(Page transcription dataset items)

- Opening Delimiter -

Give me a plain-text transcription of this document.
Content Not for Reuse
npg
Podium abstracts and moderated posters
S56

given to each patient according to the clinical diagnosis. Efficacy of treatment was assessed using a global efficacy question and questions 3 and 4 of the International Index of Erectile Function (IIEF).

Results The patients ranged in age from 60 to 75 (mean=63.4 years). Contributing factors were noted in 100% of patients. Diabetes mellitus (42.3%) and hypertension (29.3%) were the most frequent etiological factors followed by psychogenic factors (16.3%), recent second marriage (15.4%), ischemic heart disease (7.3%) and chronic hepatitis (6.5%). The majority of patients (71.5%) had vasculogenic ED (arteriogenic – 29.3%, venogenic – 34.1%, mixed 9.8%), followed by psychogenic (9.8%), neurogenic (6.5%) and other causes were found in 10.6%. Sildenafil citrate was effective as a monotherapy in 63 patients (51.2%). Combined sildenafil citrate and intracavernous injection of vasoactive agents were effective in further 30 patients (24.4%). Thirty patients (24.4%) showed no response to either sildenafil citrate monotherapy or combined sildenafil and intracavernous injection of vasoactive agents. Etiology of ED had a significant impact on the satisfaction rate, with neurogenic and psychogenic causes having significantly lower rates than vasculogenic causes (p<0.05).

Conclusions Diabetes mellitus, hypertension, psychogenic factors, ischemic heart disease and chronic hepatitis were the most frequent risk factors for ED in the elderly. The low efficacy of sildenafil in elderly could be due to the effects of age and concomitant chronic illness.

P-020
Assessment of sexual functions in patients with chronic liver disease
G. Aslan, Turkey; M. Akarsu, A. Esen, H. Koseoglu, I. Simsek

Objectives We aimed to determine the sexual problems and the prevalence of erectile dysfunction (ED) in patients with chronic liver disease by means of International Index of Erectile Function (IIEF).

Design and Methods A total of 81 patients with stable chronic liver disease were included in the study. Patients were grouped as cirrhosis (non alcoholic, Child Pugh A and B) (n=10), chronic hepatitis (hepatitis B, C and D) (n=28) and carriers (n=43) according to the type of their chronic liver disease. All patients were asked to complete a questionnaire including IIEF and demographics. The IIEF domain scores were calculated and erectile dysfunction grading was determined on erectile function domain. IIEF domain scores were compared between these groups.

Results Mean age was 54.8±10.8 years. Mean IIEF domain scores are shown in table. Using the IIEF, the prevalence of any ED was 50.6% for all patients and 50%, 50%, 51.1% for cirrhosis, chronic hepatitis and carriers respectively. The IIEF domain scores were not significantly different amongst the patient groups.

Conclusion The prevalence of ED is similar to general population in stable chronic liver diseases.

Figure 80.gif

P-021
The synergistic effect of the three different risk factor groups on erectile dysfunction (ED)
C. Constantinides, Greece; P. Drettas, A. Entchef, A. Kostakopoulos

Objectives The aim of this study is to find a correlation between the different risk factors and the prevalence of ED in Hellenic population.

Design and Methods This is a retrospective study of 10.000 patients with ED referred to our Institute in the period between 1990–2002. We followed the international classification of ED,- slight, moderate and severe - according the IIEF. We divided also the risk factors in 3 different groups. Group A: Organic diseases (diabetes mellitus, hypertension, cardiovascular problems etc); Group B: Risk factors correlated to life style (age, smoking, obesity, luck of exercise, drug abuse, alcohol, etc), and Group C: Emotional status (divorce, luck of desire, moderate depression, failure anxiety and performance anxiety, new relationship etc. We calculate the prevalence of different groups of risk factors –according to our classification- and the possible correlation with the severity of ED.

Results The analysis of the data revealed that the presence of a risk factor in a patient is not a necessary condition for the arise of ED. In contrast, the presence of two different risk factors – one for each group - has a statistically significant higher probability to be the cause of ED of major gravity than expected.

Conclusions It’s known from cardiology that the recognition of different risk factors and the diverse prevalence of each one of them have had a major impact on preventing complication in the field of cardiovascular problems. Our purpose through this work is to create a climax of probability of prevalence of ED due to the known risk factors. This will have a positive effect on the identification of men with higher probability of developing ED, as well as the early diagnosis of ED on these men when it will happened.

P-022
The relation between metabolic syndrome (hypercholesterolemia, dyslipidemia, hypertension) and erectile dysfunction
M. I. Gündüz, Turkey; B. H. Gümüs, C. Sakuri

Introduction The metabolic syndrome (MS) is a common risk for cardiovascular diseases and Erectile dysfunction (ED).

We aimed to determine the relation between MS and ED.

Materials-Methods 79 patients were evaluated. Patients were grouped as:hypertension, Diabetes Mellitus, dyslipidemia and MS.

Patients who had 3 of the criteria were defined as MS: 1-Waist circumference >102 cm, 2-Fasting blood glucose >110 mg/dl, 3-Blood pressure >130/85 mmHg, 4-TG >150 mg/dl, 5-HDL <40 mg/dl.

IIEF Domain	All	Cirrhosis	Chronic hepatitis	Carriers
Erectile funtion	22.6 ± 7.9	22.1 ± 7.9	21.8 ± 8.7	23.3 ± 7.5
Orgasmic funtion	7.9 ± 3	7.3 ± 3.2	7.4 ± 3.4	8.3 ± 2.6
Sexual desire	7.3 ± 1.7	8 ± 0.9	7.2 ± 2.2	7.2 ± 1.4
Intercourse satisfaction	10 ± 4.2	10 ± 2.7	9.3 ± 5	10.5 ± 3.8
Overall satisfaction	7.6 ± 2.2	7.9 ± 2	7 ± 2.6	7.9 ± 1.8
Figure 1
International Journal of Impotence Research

- Closing Delimiter -

Try it: Above are the records. Identify each line that contains the word "population".

Task output:
Conclusion The prevalence of ED is similar to general population in stable chronic liver diseases.
Objectives The aim of this study is to find a correlation between the different risk factors and the prevalence of ED in Hellenic population.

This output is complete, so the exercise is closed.